- [Requirements]: Locate the word "grid" in the material, then show every line that holds it.

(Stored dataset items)
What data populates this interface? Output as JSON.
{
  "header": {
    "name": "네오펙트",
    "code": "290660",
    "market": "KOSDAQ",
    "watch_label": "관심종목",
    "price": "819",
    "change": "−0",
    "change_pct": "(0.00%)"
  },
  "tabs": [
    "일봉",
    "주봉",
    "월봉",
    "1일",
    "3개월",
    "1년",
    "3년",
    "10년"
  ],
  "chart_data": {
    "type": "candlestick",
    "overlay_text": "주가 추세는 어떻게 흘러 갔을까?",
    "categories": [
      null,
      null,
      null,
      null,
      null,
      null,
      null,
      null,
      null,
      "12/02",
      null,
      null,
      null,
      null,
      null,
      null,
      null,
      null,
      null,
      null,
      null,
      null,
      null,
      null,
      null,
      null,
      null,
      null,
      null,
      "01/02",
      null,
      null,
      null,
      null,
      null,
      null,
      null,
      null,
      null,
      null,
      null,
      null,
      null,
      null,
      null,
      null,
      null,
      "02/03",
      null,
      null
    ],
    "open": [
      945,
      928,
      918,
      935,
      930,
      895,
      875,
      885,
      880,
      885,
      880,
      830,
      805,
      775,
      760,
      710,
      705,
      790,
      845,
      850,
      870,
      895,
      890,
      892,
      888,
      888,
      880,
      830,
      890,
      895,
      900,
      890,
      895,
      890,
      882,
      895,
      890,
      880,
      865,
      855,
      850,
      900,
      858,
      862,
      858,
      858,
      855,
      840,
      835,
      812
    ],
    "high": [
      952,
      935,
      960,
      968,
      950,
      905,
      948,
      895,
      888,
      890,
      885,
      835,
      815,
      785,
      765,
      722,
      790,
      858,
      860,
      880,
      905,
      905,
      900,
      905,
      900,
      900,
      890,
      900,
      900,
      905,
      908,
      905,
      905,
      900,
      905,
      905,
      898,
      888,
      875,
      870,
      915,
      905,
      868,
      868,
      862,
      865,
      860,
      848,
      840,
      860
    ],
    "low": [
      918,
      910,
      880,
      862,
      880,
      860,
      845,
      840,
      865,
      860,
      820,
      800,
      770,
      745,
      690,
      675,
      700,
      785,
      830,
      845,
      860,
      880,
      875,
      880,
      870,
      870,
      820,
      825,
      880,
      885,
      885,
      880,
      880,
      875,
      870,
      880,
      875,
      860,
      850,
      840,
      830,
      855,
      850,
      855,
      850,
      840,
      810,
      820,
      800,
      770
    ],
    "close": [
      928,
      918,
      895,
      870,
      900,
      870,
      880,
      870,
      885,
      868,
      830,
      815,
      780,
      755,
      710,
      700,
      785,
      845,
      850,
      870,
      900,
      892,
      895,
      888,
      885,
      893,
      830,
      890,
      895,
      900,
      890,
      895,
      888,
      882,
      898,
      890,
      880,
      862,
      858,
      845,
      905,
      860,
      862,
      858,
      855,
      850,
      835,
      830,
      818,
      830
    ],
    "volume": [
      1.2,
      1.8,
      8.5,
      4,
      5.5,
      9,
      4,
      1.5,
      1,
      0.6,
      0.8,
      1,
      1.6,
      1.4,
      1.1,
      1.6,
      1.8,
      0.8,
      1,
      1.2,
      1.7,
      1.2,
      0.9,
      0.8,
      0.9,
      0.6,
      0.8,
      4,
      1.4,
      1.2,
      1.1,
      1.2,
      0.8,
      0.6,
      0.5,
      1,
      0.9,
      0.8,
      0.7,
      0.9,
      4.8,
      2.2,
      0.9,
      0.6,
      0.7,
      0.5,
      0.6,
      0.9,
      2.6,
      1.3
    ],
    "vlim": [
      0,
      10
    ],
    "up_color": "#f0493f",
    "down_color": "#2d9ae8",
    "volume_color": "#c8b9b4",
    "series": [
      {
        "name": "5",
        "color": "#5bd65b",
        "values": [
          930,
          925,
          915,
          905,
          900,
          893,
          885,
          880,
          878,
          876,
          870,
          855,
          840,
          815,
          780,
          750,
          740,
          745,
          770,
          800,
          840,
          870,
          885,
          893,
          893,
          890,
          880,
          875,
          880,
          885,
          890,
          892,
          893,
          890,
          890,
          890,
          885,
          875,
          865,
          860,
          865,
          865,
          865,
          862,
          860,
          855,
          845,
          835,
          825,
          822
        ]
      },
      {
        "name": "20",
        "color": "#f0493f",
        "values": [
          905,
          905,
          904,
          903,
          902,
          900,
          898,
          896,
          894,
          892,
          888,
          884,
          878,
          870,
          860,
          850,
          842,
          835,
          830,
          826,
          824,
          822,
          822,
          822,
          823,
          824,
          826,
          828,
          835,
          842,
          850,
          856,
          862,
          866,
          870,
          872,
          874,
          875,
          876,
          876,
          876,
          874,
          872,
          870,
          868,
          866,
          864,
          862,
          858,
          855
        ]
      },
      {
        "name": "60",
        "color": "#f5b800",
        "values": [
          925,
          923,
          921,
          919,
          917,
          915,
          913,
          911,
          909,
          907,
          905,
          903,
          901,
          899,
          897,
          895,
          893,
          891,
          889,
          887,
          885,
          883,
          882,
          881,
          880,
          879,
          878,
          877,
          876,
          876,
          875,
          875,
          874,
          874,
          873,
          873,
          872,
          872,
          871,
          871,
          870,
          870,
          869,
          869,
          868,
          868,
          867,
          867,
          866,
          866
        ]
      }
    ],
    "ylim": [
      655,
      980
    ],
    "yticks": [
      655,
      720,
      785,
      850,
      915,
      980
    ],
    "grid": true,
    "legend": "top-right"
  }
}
...
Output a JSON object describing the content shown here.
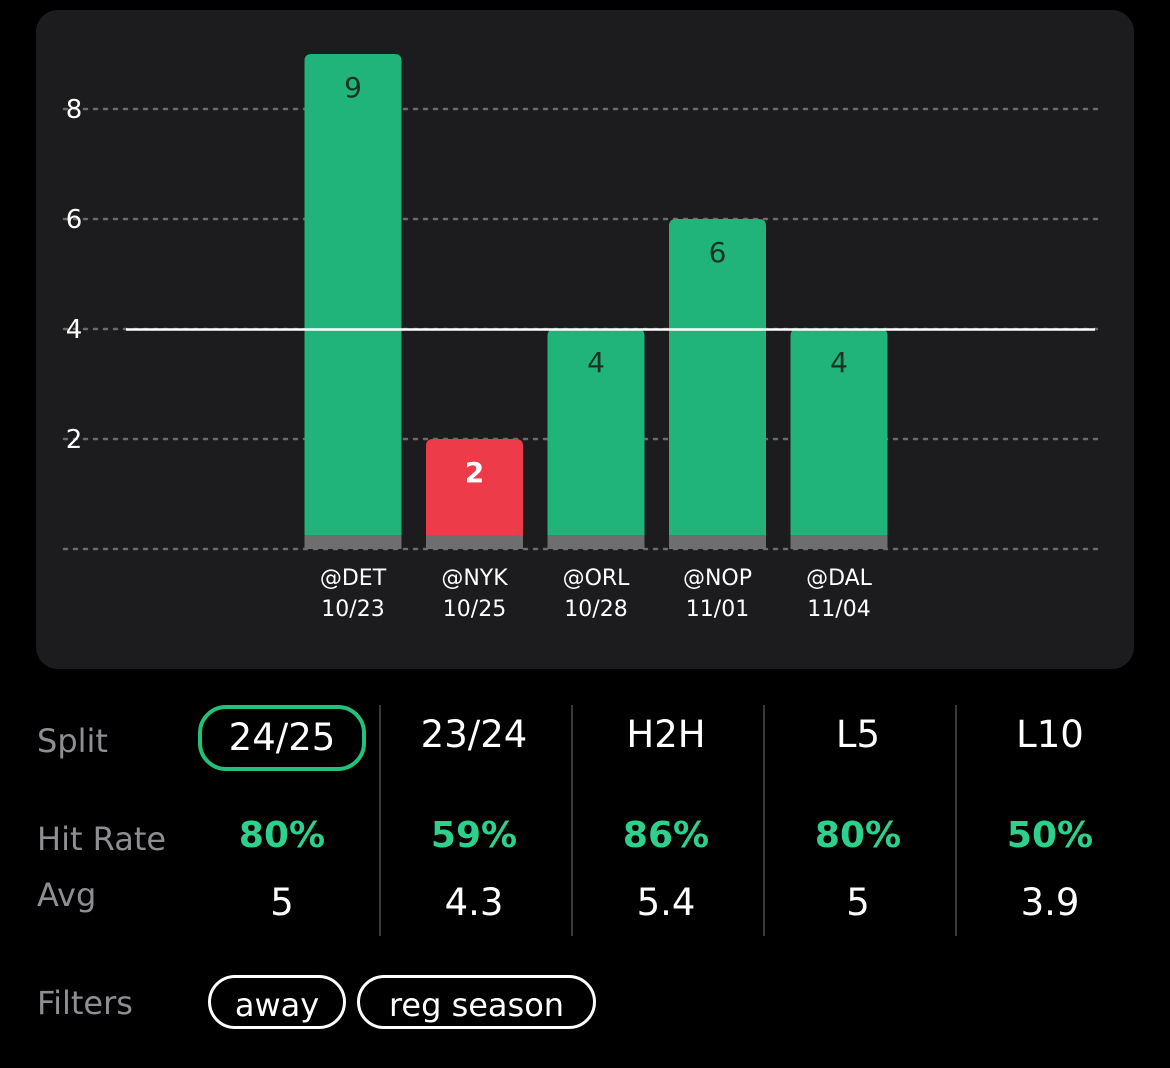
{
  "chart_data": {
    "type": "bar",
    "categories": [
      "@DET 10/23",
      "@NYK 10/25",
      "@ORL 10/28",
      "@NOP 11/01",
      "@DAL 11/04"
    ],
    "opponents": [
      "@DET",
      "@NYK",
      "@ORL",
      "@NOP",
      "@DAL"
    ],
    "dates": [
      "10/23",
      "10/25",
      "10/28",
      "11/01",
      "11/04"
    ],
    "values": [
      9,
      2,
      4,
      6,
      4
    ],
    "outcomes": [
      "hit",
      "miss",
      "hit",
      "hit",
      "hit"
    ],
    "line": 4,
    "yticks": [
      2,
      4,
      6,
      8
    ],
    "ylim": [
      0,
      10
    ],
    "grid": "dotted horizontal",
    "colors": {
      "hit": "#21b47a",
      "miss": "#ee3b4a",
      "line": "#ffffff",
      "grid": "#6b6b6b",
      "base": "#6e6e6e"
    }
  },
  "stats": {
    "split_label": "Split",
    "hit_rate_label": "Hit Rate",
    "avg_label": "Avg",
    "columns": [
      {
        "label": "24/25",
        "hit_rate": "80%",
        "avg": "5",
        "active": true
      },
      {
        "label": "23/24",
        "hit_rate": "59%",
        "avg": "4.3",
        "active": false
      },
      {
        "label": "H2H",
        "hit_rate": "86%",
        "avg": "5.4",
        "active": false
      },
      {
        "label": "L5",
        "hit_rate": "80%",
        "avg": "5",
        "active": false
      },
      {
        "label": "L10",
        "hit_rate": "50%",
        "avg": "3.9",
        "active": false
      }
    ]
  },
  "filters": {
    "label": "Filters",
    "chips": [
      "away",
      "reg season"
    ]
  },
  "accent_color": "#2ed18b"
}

- [Solution for this exercise]:
    "grid": true,
    "grid": "dotted horizontal",
      "grid": "#6b6b6b",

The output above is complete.